GIVEN TASK
Collect all lines containing the word "mother" from the data.

-- Start of SOURCE RECORDS --

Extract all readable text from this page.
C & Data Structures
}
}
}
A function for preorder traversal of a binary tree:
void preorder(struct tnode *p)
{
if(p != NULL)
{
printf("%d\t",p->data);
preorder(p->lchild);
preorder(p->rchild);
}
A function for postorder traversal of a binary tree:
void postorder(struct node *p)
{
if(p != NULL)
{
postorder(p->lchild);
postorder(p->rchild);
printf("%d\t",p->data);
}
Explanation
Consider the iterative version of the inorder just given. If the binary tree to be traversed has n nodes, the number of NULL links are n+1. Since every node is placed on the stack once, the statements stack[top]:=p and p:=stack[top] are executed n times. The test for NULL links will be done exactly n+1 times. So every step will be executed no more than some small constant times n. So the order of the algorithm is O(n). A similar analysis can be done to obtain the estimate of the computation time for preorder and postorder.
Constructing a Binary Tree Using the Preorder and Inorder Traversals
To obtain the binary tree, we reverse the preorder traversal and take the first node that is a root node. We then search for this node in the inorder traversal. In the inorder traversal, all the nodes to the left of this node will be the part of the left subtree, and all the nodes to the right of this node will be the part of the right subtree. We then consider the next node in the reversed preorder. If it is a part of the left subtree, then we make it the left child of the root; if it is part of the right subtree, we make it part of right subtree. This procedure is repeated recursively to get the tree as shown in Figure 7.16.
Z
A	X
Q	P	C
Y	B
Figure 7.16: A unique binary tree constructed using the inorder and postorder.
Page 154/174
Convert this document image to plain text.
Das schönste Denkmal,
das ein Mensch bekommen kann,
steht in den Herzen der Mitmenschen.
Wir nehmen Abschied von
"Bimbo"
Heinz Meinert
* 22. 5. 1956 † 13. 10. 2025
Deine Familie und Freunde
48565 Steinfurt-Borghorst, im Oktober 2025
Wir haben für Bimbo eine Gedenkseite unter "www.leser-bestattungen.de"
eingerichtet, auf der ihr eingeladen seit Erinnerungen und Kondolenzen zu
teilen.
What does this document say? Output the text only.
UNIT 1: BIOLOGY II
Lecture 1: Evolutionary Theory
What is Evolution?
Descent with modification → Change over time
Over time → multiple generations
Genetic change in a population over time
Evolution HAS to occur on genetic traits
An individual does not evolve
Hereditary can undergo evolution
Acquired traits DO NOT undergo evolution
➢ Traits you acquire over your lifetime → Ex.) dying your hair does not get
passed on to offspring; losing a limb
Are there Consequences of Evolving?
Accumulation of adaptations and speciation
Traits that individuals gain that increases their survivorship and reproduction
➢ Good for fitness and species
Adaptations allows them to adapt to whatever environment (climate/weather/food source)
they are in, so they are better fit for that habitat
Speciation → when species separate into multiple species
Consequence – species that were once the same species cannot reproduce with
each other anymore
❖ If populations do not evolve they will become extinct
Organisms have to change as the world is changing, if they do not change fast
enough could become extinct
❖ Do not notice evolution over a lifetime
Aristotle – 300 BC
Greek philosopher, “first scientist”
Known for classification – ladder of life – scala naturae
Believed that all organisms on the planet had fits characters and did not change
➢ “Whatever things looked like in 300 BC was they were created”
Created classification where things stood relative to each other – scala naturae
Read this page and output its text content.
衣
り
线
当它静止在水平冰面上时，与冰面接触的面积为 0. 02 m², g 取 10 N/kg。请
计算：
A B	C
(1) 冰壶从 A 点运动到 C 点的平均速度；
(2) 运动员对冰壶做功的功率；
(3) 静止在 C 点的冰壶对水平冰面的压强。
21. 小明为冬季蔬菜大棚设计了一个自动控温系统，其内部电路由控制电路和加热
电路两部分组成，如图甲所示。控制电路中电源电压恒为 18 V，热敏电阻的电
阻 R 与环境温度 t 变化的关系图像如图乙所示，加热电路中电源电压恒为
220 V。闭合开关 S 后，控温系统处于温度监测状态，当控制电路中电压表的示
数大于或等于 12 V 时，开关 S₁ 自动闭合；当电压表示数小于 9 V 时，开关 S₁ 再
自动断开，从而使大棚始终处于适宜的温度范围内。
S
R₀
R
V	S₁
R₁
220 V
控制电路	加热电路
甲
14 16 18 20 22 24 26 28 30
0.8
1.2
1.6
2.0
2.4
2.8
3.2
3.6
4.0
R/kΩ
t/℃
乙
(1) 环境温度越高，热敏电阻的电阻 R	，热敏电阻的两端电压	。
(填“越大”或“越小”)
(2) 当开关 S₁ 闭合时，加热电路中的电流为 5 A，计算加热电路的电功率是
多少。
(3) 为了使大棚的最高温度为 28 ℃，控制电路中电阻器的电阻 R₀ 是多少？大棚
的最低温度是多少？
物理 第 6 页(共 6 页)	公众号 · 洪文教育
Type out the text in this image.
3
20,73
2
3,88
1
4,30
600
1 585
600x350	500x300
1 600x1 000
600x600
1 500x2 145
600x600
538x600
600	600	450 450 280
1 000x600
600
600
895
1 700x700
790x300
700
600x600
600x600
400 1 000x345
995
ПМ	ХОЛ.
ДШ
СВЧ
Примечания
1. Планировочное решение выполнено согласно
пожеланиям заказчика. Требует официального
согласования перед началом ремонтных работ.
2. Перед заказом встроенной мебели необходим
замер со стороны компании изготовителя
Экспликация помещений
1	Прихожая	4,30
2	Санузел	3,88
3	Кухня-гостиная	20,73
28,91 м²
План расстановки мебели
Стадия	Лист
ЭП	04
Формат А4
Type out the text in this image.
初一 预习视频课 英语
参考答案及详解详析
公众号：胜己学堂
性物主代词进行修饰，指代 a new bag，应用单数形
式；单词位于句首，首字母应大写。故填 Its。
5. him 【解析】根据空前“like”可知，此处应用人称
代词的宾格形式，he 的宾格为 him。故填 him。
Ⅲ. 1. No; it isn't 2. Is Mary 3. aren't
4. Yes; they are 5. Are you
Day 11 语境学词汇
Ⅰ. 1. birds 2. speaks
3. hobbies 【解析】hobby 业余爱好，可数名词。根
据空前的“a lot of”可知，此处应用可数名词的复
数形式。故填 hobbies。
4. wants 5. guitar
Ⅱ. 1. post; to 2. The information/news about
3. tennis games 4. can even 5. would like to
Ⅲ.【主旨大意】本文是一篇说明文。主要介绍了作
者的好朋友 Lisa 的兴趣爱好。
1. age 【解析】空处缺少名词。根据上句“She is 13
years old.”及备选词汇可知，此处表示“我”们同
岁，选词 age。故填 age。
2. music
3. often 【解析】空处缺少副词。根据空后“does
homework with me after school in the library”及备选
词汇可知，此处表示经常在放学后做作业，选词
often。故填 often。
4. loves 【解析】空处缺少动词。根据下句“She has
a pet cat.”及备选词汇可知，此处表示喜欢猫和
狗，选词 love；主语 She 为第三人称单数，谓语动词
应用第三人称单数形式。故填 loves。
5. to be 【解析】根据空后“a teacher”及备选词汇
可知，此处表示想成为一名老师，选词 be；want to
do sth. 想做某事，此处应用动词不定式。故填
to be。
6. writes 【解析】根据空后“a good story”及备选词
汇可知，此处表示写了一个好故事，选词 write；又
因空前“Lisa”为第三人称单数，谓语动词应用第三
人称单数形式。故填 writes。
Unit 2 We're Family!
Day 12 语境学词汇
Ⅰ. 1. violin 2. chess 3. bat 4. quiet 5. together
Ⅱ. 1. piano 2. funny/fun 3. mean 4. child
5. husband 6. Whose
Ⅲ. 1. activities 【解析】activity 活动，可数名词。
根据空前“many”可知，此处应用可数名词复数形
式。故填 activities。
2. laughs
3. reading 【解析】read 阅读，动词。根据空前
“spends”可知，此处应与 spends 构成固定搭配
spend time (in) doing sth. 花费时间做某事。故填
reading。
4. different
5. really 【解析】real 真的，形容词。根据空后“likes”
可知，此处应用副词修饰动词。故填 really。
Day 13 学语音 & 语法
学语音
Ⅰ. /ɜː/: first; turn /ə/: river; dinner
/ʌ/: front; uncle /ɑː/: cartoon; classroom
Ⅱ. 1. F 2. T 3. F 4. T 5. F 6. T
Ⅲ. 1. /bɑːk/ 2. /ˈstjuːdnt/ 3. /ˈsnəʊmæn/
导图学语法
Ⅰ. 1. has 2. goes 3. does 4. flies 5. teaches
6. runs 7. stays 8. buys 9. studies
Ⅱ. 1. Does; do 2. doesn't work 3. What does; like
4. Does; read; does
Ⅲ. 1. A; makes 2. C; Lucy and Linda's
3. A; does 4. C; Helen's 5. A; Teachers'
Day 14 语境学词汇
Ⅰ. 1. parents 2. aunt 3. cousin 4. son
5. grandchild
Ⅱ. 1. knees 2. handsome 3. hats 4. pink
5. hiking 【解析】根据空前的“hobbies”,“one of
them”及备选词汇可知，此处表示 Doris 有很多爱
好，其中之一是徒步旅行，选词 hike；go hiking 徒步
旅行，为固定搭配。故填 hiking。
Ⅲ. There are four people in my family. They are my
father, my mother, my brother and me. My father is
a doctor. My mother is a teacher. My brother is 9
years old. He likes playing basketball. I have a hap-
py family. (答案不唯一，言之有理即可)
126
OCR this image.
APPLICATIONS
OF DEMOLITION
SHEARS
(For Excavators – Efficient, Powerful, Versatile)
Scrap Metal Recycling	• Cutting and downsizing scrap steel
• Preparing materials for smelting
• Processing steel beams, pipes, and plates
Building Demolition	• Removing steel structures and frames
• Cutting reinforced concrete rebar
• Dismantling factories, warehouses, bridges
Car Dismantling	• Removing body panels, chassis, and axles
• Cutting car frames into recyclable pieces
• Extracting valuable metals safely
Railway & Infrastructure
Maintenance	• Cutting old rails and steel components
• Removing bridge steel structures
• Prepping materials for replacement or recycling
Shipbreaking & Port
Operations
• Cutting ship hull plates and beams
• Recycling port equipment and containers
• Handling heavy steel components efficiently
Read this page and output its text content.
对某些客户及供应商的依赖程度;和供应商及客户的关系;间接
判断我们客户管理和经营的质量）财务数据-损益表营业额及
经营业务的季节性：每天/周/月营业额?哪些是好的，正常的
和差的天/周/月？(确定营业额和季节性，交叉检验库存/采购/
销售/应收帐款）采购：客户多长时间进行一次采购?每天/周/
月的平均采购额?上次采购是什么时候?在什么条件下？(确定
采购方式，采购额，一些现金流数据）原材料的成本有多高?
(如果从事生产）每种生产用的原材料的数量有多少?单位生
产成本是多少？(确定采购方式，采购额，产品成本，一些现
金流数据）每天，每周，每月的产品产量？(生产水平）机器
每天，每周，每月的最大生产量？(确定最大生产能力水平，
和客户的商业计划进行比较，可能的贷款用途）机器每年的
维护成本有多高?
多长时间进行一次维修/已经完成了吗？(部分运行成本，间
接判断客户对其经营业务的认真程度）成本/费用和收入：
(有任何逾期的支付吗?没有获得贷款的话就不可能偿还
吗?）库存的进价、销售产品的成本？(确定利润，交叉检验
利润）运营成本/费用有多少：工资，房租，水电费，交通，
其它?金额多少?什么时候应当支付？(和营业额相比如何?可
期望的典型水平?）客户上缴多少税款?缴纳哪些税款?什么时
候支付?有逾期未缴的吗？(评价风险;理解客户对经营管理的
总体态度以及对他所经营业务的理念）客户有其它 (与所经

-- End of SOURCE RECORDS --

OUTPUT BELOW
father, my mother, my brother and me. My father is
a doctor. My mother is a teacher. My brother is 9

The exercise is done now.